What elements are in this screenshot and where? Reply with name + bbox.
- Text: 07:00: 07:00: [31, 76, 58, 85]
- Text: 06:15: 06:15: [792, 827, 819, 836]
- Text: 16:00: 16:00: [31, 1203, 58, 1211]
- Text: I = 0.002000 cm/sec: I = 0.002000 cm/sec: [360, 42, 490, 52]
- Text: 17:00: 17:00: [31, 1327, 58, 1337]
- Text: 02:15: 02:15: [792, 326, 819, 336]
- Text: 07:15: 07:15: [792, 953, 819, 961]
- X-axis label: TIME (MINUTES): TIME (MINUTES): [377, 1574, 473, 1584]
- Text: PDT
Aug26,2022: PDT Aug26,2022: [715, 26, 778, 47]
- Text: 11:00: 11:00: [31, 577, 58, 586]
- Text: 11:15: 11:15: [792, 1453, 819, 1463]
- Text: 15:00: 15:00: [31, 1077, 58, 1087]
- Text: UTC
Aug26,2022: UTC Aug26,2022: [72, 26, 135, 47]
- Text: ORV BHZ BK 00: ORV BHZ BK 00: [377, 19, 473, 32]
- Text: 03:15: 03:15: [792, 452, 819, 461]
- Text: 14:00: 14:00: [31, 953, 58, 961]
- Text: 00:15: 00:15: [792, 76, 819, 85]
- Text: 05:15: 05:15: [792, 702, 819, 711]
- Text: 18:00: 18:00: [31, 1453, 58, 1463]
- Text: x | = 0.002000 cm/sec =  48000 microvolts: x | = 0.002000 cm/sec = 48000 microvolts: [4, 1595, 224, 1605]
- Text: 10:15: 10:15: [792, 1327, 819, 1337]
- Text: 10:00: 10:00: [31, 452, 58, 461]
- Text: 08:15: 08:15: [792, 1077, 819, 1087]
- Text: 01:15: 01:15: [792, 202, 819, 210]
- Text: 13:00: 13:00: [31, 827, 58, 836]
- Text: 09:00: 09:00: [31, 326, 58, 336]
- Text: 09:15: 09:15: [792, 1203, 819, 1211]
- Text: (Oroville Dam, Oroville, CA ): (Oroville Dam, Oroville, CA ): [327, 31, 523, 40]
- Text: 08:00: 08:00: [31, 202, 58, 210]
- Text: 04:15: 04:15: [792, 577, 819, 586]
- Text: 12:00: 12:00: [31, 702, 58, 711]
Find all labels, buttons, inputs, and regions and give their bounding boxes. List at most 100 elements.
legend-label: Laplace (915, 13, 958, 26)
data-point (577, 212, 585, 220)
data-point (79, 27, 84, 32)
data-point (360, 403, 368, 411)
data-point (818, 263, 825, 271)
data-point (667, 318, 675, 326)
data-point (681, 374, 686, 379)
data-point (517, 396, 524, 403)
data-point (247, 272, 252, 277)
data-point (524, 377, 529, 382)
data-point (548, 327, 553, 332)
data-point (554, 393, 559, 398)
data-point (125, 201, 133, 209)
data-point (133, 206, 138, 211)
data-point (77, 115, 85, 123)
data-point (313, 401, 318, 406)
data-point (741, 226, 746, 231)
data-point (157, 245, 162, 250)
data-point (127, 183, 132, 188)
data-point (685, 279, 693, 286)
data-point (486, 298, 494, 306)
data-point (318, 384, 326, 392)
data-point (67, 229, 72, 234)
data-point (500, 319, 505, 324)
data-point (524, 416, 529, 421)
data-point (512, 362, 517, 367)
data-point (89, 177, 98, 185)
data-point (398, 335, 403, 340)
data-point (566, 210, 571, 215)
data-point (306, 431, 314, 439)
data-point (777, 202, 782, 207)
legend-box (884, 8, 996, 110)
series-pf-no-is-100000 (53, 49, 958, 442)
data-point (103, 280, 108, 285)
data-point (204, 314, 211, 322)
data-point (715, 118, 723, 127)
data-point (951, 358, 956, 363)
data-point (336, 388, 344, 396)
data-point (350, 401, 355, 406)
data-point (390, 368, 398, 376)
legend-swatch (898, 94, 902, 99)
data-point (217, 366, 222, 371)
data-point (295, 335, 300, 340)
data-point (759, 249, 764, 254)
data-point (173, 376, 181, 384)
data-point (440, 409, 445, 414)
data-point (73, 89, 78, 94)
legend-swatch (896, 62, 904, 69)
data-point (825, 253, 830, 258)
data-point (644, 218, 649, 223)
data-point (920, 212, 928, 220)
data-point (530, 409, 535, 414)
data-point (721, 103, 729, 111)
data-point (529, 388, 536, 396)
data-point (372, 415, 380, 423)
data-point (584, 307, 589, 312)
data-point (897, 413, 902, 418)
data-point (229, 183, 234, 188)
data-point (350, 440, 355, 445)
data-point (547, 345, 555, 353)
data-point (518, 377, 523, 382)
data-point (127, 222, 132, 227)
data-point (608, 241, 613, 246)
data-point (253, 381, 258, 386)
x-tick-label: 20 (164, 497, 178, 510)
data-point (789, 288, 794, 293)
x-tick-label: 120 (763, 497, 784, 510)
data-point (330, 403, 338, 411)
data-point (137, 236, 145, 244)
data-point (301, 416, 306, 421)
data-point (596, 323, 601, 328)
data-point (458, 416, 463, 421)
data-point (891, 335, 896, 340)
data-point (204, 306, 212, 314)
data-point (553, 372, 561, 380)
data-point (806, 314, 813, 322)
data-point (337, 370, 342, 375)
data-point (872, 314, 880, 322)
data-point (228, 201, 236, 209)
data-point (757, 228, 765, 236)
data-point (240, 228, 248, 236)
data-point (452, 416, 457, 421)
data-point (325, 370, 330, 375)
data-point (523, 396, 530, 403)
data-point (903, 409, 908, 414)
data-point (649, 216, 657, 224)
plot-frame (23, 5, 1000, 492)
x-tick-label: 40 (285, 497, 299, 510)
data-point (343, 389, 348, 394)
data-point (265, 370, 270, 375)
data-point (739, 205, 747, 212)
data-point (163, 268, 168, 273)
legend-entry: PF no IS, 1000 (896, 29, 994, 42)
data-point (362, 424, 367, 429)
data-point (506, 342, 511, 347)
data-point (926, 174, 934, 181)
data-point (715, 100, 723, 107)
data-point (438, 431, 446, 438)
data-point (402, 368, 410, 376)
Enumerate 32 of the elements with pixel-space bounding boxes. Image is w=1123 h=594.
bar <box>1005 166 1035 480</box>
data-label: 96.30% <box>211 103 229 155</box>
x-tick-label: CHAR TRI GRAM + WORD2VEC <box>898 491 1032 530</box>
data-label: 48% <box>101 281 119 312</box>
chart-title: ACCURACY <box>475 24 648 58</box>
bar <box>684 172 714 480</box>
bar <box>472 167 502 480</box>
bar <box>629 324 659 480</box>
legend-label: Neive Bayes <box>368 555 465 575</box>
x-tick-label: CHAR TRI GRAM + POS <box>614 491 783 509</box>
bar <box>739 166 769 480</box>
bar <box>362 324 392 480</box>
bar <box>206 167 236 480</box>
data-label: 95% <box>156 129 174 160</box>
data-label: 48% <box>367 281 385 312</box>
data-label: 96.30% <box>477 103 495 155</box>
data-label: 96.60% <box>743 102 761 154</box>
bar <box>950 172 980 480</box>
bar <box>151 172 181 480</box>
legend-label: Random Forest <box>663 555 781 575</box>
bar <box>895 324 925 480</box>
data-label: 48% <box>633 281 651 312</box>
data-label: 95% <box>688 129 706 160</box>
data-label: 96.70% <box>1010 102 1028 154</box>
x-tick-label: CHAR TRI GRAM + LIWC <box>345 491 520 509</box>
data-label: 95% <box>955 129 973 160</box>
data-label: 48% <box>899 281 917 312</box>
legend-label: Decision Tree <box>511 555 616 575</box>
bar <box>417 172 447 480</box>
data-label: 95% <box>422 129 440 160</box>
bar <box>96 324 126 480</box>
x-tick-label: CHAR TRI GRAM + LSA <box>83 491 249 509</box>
________
_WORK TO BE COMPLETED_. Edit all the entries above, changing every "legend-label" to "legend-text" and leaving everything else the same.

_FULL SOLUTION_.
What elements are in this screenshot and where? Reply with name + bbox.
- Text: 07:00: 07:00: [31, 76, 58, 85]
- Text: 06:15: 06:15: [792, 827, 819, 836]
- Text: 16:00: 16:00: [31, 1203, 58, 1211]
- Text: I = 0.002000 cm/sec: I = 0.002000 cm/sec: [360, 42, 490, 52]
- Text: 17:00: 17:00: [31, 1327, 58, 1337]
- Text: 02:15: 02:15: [792, 326, 819, 336]
- Text: 07:15: 07:15: [792, 953, 819, 961]
- X-axis label: TIME (MINUTES): TIME (MINUTES): [377, 1574, 473, 1584]
- Text: PDT
Aug26,2022: PDT Aug26,2022: [715, 26, 778, 47]
- Text: 11:00: 11:00: [31, 577, 58, 586]
- Text: 11:15: 11:15: [792, 1453, 819, 1463]
- Text: 15:00: 15:00: [31, 1077, 58, 1087]
- Text: UTC
Aug26,2022: UTC Aug26,2022: [72, 26, 135, 47]
- Text: ORV BHZ BK 00: ORV BHZ BK 00: [377, 19, 473, 32]
- Text: 03:15: 03:15: [792, 452, 819, 461]
- Text: 14:00: 14:00: [31, 953, 58, 961]
- Text: 00:15: 00:15: [792, 76, 819, 85]
- Text: 05:15: 05:15: [792, 702, 819, 711]
- Text: 18:00: 18:00: [31, 1453, 58, 1463]
- Text: x | = 0.002000 cm/sec =  48000 microvolts: x | = 0.002000 cm/sec = 48000 microvolts: [4, 1595, 224, 1605]
- Text: 10:15: 10:15: [792, 1327, 819, 1337]
- Text: 10:00: 10:00: [31, 452, 58, 461]
- Text: 08:15: 08:15: [792, 1077, 819, 1087]
- Text: 01:15: 01:15: [792, 202, 819, 210]
- Text: 13:00: 13:00: [31, 827, 58, 836]
- Text: 09:00: 09:00: [31, 326, 58, 336]
- Text: 09:15: 09:15: [792, 1203, 819, 1211]
- Text: (Oroville Dam, Oroville, CA ): (Oroville Dam, Oroville, CA ): [327, 31, 523, 40]
- Text: 08:00: 08:00: [31, 202, 58, 210]
- Text: 04:15: 04:15: [792, 577, 819, 586]
- Text: 12:00: 12:00: [31, 702, 58, 711]
Find all labels, buttons, inputs, and regions and give their bounding boxes. List at most 100 elements.
legend-text: Laplace (915, 13, 958, 26)
data-point (577, 212, 585, 220)
data-point (79, 27, 84, 32)
data-point (360, 403, 368, 411)
data-point (818, 263, 825, 271)
data-point (667, 318, 675, 326)
data-point (681, 374, 686, 379)
data-point (517, 396, 524, 403)
data-point (247, 272, 252, 277)
data-point (524, 377, 529, 382)
data-point (548, 327, 553, 332)
data-point (554, 393, 559, 398)
data-point (125, 201, 133, 209)
data-point (133, 206, 138, 211)
data-point (77, 115, 85, 123)
data-point (313, 401, 318, 406)
data-point (741, 226, 746, 231)
data-point (157, 245, 162, 250)
data-point (127, 183, 132, 188)
data-point (685, 279, 693, 286)
data-point (486, 298, 494, 306)
data-point (318, 384, 326, 392)
data-point (67, 229, 72, 234)
data-point (500, 319, 505, 324)
data-point (524, 416, 529, 421)
data-point (512, 362, 517, 367)
data-point (89, 177, 98, 185)
data-point (398, 335, 403, 340)
data-point (566, 210, 571, 215)
data-point (306, 431, 314, 439)
data-point (777, 202, 782, 207)
legend-box (884, 8, 996, 110)
series-pf-no-is-100000 (53, 49, 958, 442)
data-point (103, 280, 108, 285)
data-point (204, 314, 211, 322)
data-point (715, 118, 723, 127)
data-point (951, 358, 956, 363)
data-point (336, 388, 344, 396)
data-point (350, 401, 355, 406)
data-point (390, 368, 398, 376)
legend-swatch (898, 94, 902, 99)
data-point (217, 366, 222, 371)
data-point (295, 335, 300, 340)
data-point (759, 249, 764, 254)
data-point (173, 376, 181, 384)
data-point (440, 409, 445, 414)
data-point (73, 89, 78, 94)
legend-swatch (896, 62, 904, 69)
data-point (825, 253, 830, 258)
data-point (644, 218, 649, 223)
data-point (920, 212, 928, 220)
data-point (530, 409, 535, 414)
data-point (721, 103, 729, 111)
data-point (529, 388, 536, 396)
data-point (372, 415, 380, 423)
data-point (584, 307, 589, 312)
data-point (897, 413, 902, 418)
data-point (229, 183, 234, 188)
data-point (350, 440, 355, 445)
data-point (547, 345, 555, 353)
data-point (518, 377, 523, 382)
data-point (127, 222, 132, 227)
data-point (608, 241, 613, 246)
data-point (253, 381, 258, 386)
x-tick-label: 20 (164, 497, 178, 510)
data-point (789, 288, 794, 293)
x-tick-label: 120 (763, 497, 784, 510)
data-point (330, 403, 338, 411)
data-point (137, 236, 145, 244)
data-point (301, 416, 306, 421)
data-point (596, 323, 601, 328)
data-point (458, 416, 463, 421)
data-point (891, 335, 896, 340)
data-point (204, 306, 212, 314)
data-point (553, 372, 561, 380)
data-point (806, 314, 813, 322)
data-point (337, 370, 342, 375)
data-point (872, 314, 880, 322)
data-point (228, 201, 236, 209)
data-point (757, 228, 765, 236)
data-point (240, 228, 248, 236)
data-point (452, 416, 457, 421)
data-point (325, 370, 330, 375)
data-point (523, 396, 530, 403)
data-point (903, 409, 908, 414)
data-point (649, 216, 657, 224)
plot-frame (23, 5, 1000, 492)
x-tick-label: 40 (285, 497, 299, 510)
data-point (343, 389, 348, 394)
data-point (265, 370, 270, 375)
data-point (739, 205, 747, 212)
data-point (163, 268, 168, 273)
legend-entry: PF no IS, 1000 (896, 29, 994, 42)
data-point (362, 424, 367, 429)
data-point (506, 342, 511, 347)
data-point (926, 174, 934, 181)
data-point (715, 100, 723, 107)
data-point (438, 431, 446, 438)
data-point (402, 368, 410, 376)
Enumerate 32 of the elements with pixel-space bounding boxes. Image is w=1123 h=594.
bar <box>1005 166 1035 480</box>
data-label: 96.30% <box>211 103 229 155</box>
x-tick-label: CHAR TRI GRAM + WORD2VEC <box>898 491 1032 530</box>
data-label: 48% <box>101 281 119 312</box>
chart-title: ACCURACY <box>475 24 648 58</box>
bar <box>684 172 714 480</box>
bar <box>472 167 502 480</box>
bar <box>629 324 659 480</box>
legend-text: Neive Bayes <box>368 555 465 575</box>
x-tick-label: CHAR TRI GRAM + POS <box>614 491 783 509</box>
bar <box>739 166 769 480</box>
bar <box>362 324 392 480</box>
bar <box>206 167 236 480</box>
data-label: 95% <box>156 129 174 160</box>
data-label: 48% <box>367 281 385 312</box>
data-label: 96.30% <box>477 103 495 155</box>
data-label: 96.60% <box>743 102 761 154</box>
bar <box>950 172 980 480</box>
bar <box>151 172 181 480</box>
legend-text: Random Forest <box>663 555 781 575</box>
bar <box>895 324 925 480</box>
data-label: 48% <box>633 281 651 312</box>
data-label: 95% <box>688 129 706 160</box>
data-label: 96.70% <box>1010 102 1028 154</box>
x-tick-label: CHAR TRI GRAM + LIWC <box>345 491 520 509</box>
data-label: 95% <box>955 129 973 160</box>
data-label: 48% <box>899 281 917 312</box>
legend-text: Decision Tree <box>511 555 616 575</box>
bar <box>417 172 447 480</box>
data-label: 95% <box>422 129 440 160</box>
bar <box>96 324 126 480</box>
x-tick-label: CHAR TRI GRAM + LSA <box>83 491 249 509</box>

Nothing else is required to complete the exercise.